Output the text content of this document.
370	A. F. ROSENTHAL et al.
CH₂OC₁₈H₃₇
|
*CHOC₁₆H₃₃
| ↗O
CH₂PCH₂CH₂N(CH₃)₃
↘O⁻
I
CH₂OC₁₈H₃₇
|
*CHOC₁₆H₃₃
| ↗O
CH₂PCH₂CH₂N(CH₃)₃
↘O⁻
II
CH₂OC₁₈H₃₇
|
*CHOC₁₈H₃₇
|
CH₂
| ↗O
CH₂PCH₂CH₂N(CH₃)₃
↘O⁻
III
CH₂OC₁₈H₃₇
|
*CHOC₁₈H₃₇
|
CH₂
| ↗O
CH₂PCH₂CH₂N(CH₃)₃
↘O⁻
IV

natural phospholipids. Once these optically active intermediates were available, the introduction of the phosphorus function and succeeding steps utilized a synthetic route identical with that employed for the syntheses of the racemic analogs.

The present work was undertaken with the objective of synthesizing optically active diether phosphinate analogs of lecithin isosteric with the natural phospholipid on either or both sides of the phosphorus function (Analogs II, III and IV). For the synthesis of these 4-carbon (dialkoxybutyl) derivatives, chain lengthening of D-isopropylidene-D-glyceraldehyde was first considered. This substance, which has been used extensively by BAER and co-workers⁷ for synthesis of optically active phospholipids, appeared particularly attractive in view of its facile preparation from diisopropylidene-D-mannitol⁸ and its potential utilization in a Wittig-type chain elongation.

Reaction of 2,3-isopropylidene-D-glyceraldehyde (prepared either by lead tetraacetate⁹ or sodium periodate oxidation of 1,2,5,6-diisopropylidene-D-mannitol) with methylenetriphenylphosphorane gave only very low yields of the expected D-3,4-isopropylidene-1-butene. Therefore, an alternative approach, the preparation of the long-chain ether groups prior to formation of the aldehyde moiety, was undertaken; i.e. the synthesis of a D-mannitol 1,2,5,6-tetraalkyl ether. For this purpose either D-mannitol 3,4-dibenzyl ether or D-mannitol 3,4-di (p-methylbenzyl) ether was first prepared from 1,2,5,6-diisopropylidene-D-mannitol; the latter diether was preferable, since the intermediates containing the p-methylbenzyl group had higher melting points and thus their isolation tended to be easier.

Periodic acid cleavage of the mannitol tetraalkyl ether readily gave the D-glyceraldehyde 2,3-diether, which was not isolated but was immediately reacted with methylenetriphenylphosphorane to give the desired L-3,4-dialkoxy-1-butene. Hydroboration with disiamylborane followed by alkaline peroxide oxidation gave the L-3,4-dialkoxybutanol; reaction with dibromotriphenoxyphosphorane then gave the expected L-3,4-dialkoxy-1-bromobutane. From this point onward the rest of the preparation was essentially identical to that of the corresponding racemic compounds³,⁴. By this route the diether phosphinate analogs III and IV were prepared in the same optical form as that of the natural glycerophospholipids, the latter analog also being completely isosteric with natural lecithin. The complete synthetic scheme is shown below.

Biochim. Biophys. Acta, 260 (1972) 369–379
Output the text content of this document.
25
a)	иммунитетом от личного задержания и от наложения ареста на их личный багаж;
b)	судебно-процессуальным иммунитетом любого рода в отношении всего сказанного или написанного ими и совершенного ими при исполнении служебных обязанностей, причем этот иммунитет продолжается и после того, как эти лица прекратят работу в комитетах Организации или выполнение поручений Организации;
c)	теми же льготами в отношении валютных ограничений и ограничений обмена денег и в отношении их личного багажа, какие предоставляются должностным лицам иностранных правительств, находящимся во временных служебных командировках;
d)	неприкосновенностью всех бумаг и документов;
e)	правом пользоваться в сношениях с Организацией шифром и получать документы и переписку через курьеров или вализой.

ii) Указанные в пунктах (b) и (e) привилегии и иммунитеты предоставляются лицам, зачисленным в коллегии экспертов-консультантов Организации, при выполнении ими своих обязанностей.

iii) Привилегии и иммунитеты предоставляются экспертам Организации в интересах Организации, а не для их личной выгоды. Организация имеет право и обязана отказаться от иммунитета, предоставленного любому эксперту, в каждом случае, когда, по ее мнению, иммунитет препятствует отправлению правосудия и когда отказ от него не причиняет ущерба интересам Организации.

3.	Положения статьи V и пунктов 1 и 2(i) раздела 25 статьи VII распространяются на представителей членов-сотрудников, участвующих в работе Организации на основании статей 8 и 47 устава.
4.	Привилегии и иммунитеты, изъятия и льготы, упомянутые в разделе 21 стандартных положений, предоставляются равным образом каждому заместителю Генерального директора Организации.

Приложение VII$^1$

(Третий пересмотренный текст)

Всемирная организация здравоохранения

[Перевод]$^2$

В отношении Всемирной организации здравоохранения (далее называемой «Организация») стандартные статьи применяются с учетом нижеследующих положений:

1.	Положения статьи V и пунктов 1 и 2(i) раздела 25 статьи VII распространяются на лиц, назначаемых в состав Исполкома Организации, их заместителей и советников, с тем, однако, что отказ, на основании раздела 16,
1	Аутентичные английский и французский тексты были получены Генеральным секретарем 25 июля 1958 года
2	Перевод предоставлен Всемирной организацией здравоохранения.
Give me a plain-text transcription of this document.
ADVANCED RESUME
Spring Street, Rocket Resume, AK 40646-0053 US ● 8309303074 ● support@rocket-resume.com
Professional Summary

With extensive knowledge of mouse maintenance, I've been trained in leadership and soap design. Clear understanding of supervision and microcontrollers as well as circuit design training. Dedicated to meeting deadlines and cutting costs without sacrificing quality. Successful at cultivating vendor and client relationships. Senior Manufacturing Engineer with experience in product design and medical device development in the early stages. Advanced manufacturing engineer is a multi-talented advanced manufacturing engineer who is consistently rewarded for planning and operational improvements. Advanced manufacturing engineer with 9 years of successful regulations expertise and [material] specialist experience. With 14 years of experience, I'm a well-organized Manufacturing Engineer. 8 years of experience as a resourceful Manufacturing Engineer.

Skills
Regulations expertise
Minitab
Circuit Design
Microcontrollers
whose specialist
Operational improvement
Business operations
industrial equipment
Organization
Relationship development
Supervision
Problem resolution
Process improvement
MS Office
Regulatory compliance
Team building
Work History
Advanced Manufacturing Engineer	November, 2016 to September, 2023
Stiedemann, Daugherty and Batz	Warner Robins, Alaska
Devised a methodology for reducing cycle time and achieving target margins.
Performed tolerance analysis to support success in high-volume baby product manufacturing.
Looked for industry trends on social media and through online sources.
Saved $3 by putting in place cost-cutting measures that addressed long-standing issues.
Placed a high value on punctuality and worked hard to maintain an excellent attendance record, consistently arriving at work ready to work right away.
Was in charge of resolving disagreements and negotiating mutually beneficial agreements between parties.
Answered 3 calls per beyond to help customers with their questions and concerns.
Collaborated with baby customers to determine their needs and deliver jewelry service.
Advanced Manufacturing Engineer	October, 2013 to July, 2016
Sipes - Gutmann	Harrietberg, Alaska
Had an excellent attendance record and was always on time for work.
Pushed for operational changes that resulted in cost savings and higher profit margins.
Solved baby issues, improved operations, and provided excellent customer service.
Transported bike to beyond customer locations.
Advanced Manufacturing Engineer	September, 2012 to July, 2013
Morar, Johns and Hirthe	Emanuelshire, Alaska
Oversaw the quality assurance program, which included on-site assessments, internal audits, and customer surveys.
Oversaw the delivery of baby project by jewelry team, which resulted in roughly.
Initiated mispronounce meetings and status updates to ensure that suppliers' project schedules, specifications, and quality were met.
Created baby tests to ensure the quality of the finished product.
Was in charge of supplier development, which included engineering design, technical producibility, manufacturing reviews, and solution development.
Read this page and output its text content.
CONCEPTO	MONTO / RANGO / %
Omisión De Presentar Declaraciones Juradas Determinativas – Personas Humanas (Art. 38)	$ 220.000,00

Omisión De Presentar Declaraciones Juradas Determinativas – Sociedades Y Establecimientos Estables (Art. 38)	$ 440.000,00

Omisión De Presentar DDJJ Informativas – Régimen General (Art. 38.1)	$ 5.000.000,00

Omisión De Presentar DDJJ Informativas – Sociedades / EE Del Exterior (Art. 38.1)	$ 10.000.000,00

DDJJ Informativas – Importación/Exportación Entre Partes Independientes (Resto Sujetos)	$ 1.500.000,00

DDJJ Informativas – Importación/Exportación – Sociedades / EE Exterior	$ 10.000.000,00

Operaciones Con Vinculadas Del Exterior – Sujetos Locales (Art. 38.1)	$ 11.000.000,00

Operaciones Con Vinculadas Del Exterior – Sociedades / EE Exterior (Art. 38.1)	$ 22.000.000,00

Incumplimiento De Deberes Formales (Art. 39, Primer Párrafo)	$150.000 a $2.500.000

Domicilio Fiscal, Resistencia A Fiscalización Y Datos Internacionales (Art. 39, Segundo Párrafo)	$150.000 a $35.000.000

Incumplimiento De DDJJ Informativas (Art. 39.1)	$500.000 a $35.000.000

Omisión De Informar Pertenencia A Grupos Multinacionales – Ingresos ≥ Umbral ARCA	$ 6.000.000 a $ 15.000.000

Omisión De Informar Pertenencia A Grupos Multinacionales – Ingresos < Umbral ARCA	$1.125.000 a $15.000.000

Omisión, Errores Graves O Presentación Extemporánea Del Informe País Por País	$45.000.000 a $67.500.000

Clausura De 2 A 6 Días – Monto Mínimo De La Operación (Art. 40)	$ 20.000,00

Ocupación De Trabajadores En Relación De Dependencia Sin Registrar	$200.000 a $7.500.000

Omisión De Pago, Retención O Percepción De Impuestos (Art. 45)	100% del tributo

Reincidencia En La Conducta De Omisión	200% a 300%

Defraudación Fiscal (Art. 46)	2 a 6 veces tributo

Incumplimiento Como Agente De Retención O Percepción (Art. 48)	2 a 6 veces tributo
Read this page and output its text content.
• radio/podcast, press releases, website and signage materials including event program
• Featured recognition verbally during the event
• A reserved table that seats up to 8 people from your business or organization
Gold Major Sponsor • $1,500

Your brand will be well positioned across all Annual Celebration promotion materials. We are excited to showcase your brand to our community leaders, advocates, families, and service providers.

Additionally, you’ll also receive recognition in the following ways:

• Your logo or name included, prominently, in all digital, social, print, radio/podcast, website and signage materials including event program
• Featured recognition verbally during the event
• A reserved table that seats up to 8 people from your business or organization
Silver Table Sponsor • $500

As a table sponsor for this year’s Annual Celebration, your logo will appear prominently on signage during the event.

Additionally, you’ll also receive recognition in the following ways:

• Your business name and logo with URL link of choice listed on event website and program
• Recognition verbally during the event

GIVEN REQUEST: Reproduce every line from the entries that holds the word "which".

THE REPLY:
The present work was undertaken with the objective of synthesizing optically active diether phosphinate analogs of lecithin isosteric with the natural phospholipid on either or both sides of the phosphorus function (Analogs II, III and IV). For the synthesis of these 4-carbon (dialkoxybutyl) derivatives, chain lengthening of D-isopropylidene-D-glyceraldehyde was first considered. This substance, which has been used extensively by BAER and co-workers⁷ for synthesis of optically active phospholipids, appeared particularly attractive in view of its facile preparation from diisopropylidene-D-mannitol⁸ and its potential utilization in a Wittig-type chain elongation.
Periodic acid cleavage of the mannitol tetraalkyl ether readily gave the D-glyceraldehyde 2,3-diether, which was not isolated but was immediately reacted with methylenetriphenylphosphorane to give the desired L-3,4-dialkoxy-1-butene. Hydroboration with disiamylborane followed by alkaline peroxide oxidation gave the L-3,4-dialkoxybutanol; reaction with dibromotriphenoxyphosphorane then gave the expected L-3,4-dialkoxy-1-bromobutane. From this point onward the rest of the preparation was essentially identical to that of the corresponding racemic compounds³,⁴. By this route the diether phosphinate analogs III and IV were prepared in the same optical form as that of the natural glycerophospholipids, the latter analog also being completely isosteric with natural lecithin. The complete synthetic scheme is shown below.
Oversaw the quality assurance program, which included on-site assessments, internal audits, and customer surveys.
Oversaw the delivery of baby project by jewelry team, which resulted in roughly.
Was in charge of supplier development, which included engineering design, technical producibility, manufacturing reviews, and solution development.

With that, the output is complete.